[Extracts from a graphics dataset]

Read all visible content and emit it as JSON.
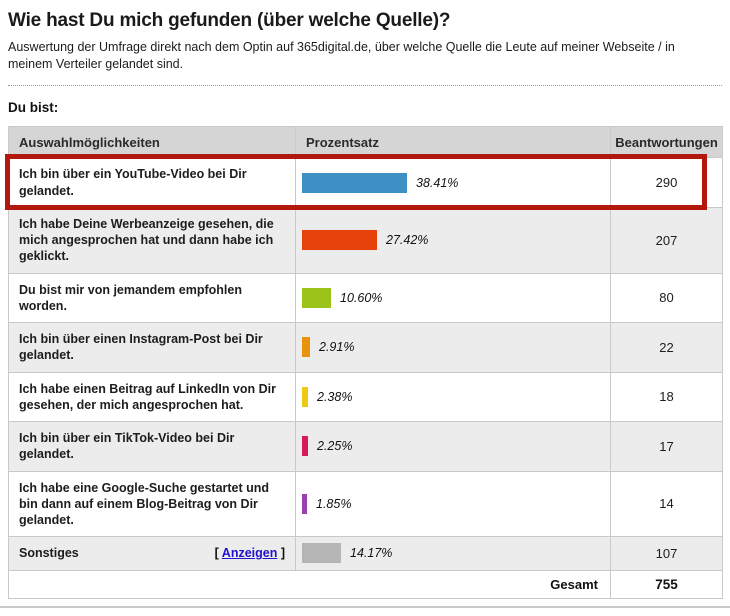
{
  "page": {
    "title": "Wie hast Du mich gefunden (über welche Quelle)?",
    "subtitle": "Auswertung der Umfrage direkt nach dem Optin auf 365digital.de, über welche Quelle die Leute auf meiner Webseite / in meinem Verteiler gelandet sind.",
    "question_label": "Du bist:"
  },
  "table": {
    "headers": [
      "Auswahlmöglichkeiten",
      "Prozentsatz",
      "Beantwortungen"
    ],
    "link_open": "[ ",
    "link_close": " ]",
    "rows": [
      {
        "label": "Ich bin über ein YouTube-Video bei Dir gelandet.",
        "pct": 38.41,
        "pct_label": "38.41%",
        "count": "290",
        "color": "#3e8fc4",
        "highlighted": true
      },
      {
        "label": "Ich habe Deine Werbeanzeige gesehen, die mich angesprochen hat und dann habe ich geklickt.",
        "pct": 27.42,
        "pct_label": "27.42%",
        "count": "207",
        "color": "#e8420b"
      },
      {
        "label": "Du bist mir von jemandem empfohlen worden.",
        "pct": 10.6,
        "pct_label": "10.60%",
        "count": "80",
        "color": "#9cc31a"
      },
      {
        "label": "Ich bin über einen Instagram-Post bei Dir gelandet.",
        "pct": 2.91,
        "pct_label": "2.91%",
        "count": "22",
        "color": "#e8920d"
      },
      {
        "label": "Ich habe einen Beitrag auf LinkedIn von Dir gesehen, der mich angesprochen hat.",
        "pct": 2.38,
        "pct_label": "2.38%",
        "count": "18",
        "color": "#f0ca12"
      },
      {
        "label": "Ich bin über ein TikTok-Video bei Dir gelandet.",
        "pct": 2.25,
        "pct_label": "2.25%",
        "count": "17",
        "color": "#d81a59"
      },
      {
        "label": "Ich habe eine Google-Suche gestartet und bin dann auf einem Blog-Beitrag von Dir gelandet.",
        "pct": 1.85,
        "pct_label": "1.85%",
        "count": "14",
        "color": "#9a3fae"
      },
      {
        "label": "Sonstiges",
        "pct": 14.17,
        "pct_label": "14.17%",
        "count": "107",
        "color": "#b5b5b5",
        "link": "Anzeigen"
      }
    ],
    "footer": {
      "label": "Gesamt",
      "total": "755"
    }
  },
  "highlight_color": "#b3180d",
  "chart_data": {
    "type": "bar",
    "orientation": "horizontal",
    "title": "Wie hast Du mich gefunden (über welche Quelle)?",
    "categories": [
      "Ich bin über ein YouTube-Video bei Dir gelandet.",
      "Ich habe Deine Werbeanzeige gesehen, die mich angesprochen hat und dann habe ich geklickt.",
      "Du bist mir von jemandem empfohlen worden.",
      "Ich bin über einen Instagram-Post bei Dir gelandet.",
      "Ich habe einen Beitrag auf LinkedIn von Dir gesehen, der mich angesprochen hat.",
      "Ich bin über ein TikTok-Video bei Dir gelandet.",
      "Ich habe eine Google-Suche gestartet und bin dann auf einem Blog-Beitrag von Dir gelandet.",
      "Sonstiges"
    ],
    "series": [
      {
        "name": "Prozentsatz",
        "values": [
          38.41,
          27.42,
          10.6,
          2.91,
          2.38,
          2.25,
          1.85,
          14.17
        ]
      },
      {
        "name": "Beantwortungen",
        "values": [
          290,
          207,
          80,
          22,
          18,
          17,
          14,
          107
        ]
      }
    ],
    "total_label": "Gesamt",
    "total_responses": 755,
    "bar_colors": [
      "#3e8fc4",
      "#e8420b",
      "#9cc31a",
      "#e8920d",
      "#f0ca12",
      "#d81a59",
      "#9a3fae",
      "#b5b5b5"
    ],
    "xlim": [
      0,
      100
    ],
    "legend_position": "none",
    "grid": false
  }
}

> **DIRECTION**: Check the data for the word "Instagram" and pull out the lines that have it.

> **FULL RESPONSE**:
        "label": "Ich bin über einen Instagram-Post bei Dir gelandet.",
      "Ich bin über einen Instagram-Post bei Dir gelandet.",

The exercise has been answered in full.